* Listed entries *
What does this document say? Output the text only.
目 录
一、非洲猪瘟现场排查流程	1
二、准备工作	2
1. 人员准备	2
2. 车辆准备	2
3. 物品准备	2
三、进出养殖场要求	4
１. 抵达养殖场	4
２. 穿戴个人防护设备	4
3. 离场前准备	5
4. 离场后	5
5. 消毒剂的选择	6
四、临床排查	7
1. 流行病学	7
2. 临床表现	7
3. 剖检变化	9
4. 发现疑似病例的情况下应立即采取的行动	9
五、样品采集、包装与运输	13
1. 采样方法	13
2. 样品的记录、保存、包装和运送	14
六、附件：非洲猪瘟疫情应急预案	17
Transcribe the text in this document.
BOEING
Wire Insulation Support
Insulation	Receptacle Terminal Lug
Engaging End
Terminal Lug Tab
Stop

* The task *
Extract the full listing and reproduce each line exactly.

* The response *
What does this document say? Output the text only.
目 录
一、非洲猪瘟现场排查流程	1
二、准备工作	2
1. 人员准备	2
2. 车辆准备	2
3. 物品准备	2
三、进出养殖场要求	4
１. 抵达养殖场	4
２. 穿戴个人防护设备	4
3. 离场前准备	5
4. 离场后	5
5. 消毒剂的选择	6
四、临床排查	7
1. 流行病学	7
2. 临床表现	7
3. 剖检变化	9
4. 发现疑似病例的情况下应立即采取的行动	9
五、样品采集、包装与运输	13
1. 采样方法	13
2. 样品的记录、保存、包装和运送	14
六、附件：非洲猪瘟疫情应急预案	17
Transcribe the text in this document.
BOEING
Wire Insulation Support
Insulation	Receptacle Terminal Lug
Engaging End
Terminal Lug Tab
Stop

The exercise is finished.